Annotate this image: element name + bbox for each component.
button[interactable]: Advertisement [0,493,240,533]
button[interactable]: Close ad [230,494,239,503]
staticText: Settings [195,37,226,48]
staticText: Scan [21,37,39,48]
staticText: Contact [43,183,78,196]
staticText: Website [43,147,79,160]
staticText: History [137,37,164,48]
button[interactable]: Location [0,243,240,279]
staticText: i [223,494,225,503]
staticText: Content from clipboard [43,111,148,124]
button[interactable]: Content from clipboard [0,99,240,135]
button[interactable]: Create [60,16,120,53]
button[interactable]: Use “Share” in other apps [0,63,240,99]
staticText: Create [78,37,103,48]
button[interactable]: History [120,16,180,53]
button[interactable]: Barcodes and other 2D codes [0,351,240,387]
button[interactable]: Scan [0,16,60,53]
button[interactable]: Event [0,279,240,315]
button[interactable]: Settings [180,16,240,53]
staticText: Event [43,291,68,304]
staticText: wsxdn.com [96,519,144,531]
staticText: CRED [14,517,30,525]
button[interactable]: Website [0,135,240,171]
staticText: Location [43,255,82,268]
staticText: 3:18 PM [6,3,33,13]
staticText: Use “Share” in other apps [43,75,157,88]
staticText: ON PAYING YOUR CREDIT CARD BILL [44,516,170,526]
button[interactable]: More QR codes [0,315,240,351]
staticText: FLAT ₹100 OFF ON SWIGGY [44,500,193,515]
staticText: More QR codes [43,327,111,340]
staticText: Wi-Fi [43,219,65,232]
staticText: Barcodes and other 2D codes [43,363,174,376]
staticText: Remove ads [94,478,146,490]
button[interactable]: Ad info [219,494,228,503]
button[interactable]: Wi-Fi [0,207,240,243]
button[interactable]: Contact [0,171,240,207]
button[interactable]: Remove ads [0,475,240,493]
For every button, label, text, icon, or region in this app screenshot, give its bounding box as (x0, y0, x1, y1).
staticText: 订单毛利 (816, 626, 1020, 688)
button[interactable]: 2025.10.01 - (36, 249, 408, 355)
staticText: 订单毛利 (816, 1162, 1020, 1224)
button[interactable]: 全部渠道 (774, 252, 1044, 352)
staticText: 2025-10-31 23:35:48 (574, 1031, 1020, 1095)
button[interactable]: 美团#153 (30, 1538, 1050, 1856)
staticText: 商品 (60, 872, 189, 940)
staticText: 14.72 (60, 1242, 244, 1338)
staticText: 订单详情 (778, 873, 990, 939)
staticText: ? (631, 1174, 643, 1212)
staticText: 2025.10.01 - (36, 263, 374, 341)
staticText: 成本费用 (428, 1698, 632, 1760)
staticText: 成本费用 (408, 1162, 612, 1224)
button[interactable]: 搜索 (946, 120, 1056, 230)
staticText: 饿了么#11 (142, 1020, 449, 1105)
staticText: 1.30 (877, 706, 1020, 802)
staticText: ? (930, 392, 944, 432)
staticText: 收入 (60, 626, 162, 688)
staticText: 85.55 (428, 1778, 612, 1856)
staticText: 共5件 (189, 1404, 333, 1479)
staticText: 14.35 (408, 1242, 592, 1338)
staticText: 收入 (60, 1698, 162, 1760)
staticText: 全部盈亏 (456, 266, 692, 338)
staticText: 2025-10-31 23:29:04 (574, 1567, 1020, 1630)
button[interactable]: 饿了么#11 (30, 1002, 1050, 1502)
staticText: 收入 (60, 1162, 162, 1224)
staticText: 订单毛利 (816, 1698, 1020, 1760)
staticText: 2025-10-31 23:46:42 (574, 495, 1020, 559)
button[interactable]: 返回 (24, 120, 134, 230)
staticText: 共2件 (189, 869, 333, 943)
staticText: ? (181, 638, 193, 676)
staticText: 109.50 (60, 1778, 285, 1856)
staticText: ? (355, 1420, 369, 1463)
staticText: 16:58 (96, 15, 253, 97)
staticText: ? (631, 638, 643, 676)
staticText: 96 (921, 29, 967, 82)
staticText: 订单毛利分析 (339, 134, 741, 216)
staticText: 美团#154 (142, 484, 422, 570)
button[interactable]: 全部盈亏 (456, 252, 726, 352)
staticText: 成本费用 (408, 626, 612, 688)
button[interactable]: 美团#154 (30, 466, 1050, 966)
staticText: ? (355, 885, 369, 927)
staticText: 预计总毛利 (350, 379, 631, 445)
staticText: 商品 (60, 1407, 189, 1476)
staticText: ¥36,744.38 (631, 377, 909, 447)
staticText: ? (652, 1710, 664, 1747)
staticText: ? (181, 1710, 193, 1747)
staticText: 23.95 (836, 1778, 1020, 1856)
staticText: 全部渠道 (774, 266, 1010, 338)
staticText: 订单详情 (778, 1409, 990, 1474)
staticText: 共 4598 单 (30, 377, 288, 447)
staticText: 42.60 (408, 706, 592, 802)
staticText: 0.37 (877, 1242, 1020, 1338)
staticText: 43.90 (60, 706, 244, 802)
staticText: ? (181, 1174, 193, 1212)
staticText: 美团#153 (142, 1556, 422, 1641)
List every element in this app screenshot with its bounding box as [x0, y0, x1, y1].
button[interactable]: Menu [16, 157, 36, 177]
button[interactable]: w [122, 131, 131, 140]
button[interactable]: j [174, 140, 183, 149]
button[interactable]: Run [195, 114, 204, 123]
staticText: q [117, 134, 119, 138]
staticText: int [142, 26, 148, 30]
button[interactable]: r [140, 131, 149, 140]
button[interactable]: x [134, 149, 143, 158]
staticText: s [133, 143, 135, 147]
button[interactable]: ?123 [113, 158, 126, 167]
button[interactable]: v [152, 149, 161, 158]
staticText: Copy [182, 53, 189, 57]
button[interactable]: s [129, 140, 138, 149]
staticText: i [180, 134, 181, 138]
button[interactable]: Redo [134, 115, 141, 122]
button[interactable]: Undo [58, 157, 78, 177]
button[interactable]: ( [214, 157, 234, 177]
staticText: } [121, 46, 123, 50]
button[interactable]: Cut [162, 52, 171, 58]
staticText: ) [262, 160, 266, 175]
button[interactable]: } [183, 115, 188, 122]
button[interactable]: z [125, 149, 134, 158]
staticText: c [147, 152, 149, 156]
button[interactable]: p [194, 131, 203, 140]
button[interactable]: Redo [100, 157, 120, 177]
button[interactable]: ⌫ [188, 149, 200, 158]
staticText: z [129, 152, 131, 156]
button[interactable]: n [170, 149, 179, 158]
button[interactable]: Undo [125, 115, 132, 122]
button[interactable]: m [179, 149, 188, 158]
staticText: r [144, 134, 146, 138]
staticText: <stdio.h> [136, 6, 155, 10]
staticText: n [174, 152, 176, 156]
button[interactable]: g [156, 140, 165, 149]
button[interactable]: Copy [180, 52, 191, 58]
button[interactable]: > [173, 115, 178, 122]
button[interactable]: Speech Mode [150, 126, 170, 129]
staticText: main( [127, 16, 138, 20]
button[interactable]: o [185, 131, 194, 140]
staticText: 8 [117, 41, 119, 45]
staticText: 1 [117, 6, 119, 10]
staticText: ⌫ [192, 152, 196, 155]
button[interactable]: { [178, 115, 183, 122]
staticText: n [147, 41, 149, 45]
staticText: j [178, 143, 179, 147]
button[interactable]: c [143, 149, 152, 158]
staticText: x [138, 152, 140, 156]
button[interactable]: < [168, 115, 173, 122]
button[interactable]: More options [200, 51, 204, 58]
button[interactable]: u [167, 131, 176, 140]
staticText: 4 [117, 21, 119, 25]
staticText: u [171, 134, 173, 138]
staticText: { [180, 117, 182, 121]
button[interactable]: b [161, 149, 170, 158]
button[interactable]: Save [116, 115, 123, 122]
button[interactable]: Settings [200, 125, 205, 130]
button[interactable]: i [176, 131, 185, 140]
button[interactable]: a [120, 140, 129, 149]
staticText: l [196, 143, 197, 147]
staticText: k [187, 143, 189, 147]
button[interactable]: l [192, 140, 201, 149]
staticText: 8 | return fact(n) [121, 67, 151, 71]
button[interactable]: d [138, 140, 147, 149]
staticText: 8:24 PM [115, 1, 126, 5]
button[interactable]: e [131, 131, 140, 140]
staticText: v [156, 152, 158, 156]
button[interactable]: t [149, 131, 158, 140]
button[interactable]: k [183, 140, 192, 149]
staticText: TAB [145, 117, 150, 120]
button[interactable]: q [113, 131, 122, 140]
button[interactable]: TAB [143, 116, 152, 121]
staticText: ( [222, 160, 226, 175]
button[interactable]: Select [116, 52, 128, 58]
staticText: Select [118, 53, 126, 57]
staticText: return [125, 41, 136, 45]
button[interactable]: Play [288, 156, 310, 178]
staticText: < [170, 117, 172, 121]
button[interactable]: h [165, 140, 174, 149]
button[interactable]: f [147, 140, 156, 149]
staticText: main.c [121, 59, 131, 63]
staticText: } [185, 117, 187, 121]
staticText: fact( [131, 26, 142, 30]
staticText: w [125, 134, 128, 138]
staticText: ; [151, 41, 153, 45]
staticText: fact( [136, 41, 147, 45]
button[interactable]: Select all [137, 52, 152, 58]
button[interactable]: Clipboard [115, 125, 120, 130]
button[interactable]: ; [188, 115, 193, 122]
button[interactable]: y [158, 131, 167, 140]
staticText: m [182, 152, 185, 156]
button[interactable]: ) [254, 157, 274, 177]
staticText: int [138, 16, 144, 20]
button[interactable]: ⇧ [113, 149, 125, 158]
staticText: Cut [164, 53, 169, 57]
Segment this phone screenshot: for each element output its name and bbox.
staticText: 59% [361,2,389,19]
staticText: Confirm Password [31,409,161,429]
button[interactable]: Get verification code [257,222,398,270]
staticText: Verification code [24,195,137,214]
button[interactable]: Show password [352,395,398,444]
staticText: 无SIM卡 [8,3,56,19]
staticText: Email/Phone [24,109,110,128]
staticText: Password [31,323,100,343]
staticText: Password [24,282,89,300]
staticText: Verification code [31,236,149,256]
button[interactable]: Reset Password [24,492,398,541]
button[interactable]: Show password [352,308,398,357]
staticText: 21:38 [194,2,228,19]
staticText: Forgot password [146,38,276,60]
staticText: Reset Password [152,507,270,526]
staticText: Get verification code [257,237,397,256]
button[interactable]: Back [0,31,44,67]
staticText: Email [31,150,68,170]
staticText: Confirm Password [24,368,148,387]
--
Written instruction:
Format as a Markdown table with the columns Row and Text, numbering each line in sequence, every line from the start of the rows up to and including the line with "staticText: Remove ads [94,478,146,490]", omitting blank lines.

The output:
| Row | Text |
|---|---|
| 1 | Annotate this image: element name + bbox for each component. |
| 2 | button[interactable]: Advertisement [0,493,240,533] |
| 3 | button[interactable]: Close ad [230,494,239,503] |
| 4 | staticText: Settings [195,37,226,48] |
| 5 | staticText: Scan [21,37,39,48] |
| 6 | staticText: Contact [43,183,78,196] |
| 7 | staticText: Website [43,147,79,160] |
| 8 | staticText: History [137,37,164,48] |
| 9 | button[interactable]: Location [0,243,240,279] |
| 10 | staticText: i [223,494,225,503] |
| 11 | staticText: Content from clipboard [43,111,148,124] |
| 12 | button[interactable]: Content from clipboard [0,99,240,135] |
| 13 | button[interactable]: Create [60,16,120,53] |
| 14 | button[interactable]: Use “Share” in other apps [0,63,240,99] |
| 15 | staticText: Create [78,37,103,48] |
| 16 | button[interactable]: History [120,16,180,53] |
| 17 | button[interactable]: Barcodes and other 2D codes [0,351,240,387] |
| 18 | button[interactable]: Scan [0,16,60,53] |
| 19 | button[interactable]: Event [0,279,240,315] |
| 20 | button[interactable]: Settings [180,16,240,53] |
| 21 | staticText: Event [43,291,68,304] |
| 22 | staticText: wsxdn.com [96,519,144,531] |
| 23 | staticText: CRED [14,517,30,525] |
| 24 | button[interactable]: Website [0,135,240,171] |
| 25 | staticText: Location [43,255,82,268] |
| 26 | staticText: 3:18 PM [6,3,33,13] |
| 27 | staticText: Use “Share” in other apps [43,75,157,88] |
| 28 | staticText: ON PAYING YOUR CREDIT CARD BILL [44,516,170,526] |
| 29 | button[interactable]: More QR codes [0,315,240,351] |
| 30 | staticText: FLAT ₹100 OFF ON SWIGGY [44,500,193,515] |
| 31 | staticText: More QR codes [43,327,111,340] |
| 32 | staticText: Wi-Fi [43,219,65,232] |
| 33 | staticText: Barcodes and other 2D codes [43,363,174,376] |
| 34 | staticText: Remove ads [94,478,146,490] |